Start DATA
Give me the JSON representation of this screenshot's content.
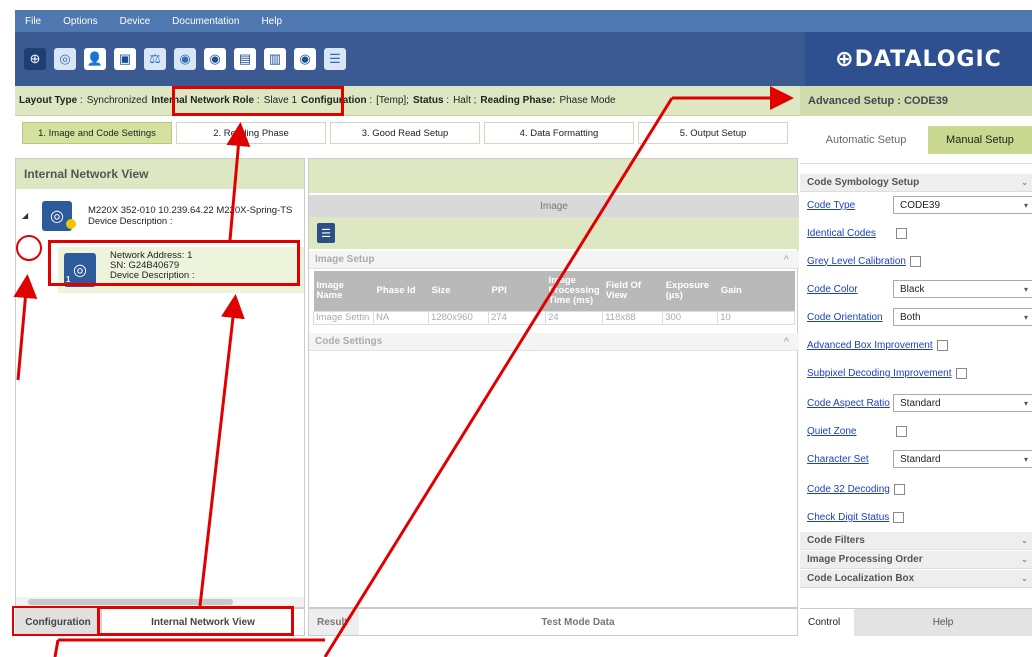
{
  "menu": [
    "File",
    "Options",
    "Device",
    "Documentation",
    "Help"
  ],
  "toolbar": {
    "icons": [
      "plus-circle-icon",
      "scanner-settings-icon",
      "user-icon",
      "window-icon",
      "balance-icon",
      "device-save-icon",
      "device-load-icon",
      "screen-export-icon",
      "screen-import-icon",
      "device-monitor-icon",
      "signal-tree-icon"
    ],
    "logo": "⊕DATALOGIC"
  },
  "status": {
    "layout_type_label": "Layout Type",
    "layout_type_value": "Synchronized",
    "role_label": "Internal Network Role",
    "role_value": "Slave 1",
    "configuration_label": "Configuration",
    "configuration_value": "[Temp];",
    "status_label": "Status",
    "status_value": "Halt ;",
    "reading_phase_label": "Reading Phase:",
    "reading_phase_value": "Phase Mode"
  },
  "steps": [
    "1. Image and Code Settings",
    "2. Reading Phase",
    "3. Good Read Setup",
    "4. Data Formatting",
    "5. Output Setup"
  ],
  "left_panel": {
    "title": "Internal Network View",
    "master": {
      "line1": "M220X 352-010 10.239.64.22 M220X-Spring-TS",
      "line2": "Device Description :"
    },
    "slave": {
      "address": "Network Address:   1",
      "sn": "SN:   G24B40679",
      "description": "Device Description :",
      "number": "1"
    }
  },
  "bottom_left_tabs": {
    "configuration": "Configuration",
    "network": "Internal Network View"
  },
  "middle": {
    "image_label": "Image",
    "image_setup": "Image Setup",
    "code_settings": "Code Settings",
    "table_headers": [
      "Image Name",
      "Phase Id",
      "Size",
      "PPI",
      "Image Processing Time (ms)",
      "Field Of View",
      "Exposure (µs)",
      "Gain"
    ],
    "table_row": [
      "Image Settin",
      "NA",
      "1280x960",
      "274",
      "24",
      "118x88",
      "300",
      "10"
    ],
    "results_tab": "Result",
    "test_tab": "Test Mode Data"
  },
  "right_panel": {
    "title": "Advanced Setup  :  CODE39",
    "automatic": "Automatic Setup",
    "manual": "Manual Setup",
    "symbology_header": "Code Symbology Setup",
    "code_type_label": "Code Type",
    "code_type_value": "CODE39",
    "identical_codes": "Identical Codes",
    "grey_level": "Grey Level Calibration",
    "code_color_label": "Code Color",
    "code_color_value": "Black",
    "code_orientation_label": "Code Orientation",
    "code_orientation_value": "Both",
    "advanced_box": "Advanced Box Improvement",
    "subpixel": "Subpixel Decoding Improvement",
    "aspect_label": "Code Aspect Ratio",
    "aspect_value": "Standard",
    "quiet_zone": "Quiet Zone",
    "charset_label": "Character Set",
    "charset_value": "Standard",
    "code32": "Code 32 Decoding",
    "check_digit": "Check Digit Status",
    "filters": "Code Filters",
    "processing_order": "Image Processing Order",
    "localization": "Code Localization Box",
    "control_tab": "Control",
    "help_tab": "Help"
  },
  "colors": {
    "menu": "#4f78b0",
    "toolbar": "#3a5a91",
    "accent_green": "#dde7c1",
    "active_green": "#c9d88f",
    "annotation_red": "#e00000"
  }
}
End DATA
- SET TASK: Copy out each line of the records that holds the string "Decoding".

- FINAL ANSWER:
    "subpixel": "Subpixel Decoding Improvement",
    "code32": "Code 32 Decoding",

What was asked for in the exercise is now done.